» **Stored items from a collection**
.....
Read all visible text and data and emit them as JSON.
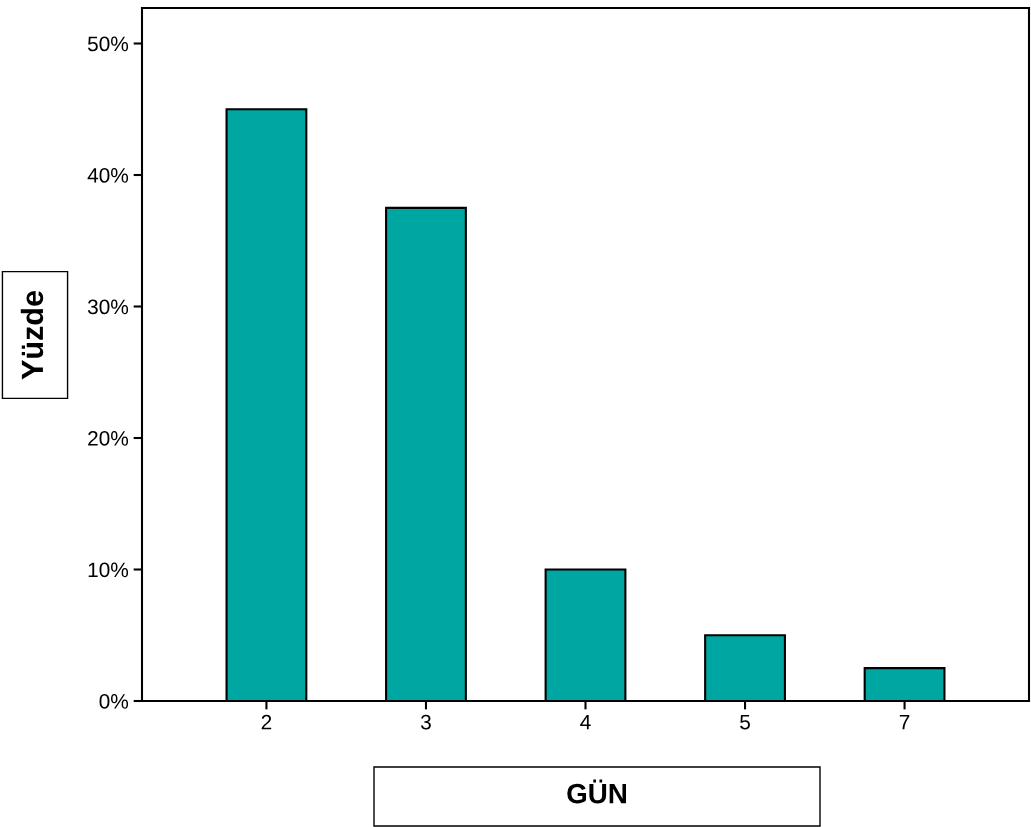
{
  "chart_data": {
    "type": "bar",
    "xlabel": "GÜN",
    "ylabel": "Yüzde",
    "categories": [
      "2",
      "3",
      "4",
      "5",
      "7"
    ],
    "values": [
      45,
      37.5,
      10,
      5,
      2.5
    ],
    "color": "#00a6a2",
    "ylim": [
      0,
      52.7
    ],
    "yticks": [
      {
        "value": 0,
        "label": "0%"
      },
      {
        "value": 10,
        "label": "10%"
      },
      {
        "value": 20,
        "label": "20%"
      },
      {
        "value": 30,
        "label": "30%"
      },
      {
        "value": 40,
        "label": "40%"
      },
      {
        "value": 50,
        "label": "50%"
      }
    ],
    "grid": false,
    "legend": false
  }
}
.....
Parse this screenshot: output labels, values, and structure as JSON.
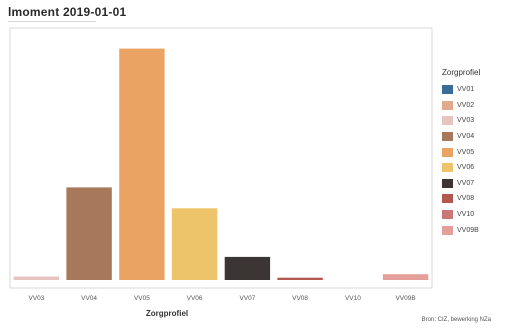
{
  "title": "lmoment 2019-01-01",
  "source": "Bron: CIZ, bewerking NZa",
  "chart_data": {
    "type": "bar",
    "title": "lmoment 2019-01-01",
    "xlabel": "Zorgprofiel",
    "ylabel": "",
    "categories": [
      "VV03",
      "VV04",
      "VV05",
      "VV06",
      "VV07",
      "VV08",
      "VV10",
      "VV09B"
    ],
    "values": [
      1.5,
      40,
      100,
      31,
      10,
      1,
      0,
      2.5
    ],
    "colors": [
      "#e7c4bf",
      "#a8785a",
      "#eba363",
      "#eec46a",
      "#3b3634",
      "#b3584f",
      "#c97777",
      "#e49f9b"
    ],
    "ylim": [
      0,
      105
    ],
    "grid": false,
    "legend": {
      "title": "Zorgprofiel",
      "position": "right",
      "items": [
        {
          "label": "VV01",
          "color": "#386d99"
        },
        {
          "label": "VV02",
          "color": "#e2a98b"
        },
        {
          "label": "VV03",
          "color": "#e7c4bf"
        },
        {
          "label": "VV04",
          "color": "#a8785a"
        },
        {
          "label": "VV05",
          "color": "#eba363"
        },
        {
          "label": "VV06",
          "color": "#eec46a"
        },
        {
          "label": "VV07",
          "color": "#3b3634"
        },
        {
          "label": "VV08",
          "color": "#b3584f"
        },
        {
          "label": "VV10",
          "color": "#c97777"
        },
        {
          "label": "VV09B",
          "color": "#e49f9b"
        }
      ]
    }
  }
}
.....
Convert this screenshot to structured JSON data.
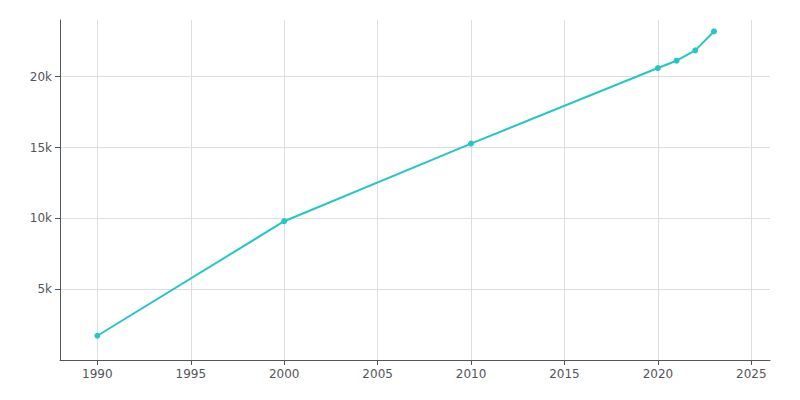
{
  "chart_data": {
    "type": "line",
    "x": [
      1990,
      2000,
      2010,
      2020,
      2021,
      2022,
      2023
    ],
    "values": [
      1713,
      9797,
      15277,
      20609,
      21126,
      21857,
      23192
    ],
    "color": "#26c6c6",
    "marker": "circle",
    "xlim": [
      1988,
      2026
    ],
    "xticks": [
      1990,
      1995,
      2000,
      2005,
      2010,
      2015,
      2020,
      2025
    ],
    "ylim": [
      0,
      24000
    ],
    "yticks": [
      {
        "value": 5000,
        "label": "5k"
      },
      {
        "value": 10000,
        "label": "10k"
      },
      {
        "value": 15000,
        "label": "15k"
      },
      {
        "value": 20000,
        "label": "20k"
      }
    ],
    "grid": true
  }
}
.....
» **Directions**
Take each line containing the string "JSON" and copy it out.

» **Full output**
Read all visible text and data and emit them as JSON.
Parse this screenshot: output labels, values, and structure as JSON.
Convert this screenshot to structured JSON data.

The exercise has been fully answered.